# [SHORT EXERCISE]
Please set down all the lines beneath this one exactly, without the pictures.

# [DATASET]

· · · · ·

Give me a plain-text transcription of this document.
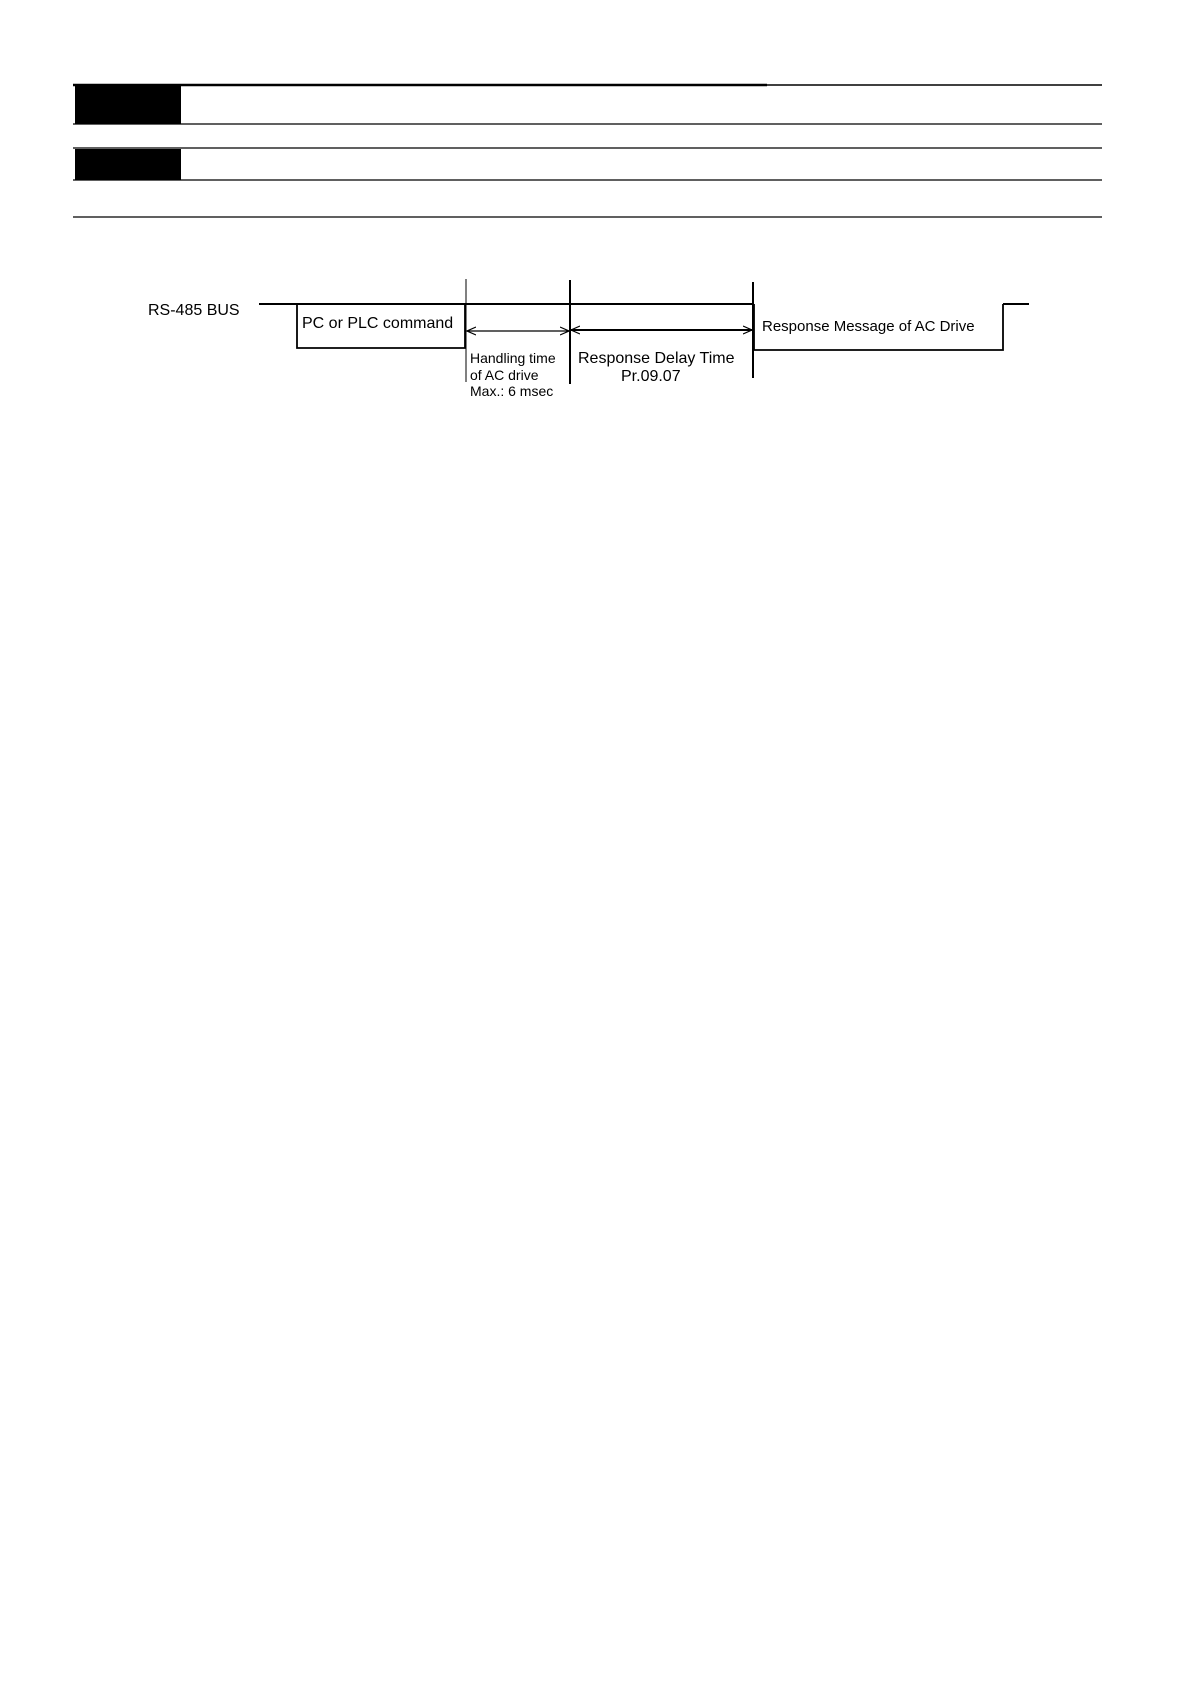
RS-485 BUS
PC or PLC command	Response Message of AC Drive
Handling time
of AC drive
Max.: 6 msec
Response Delay Time
Pr.09.07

· · · · ·

# [FINISHED TASK]
Give me a plain-text transcription of this document.
RS-485 BUS
PC or PLC command	Response Message of AC Drive
Handling time
of AC drive
Max.: 6 msec
Response Delay Time
Pr.09.07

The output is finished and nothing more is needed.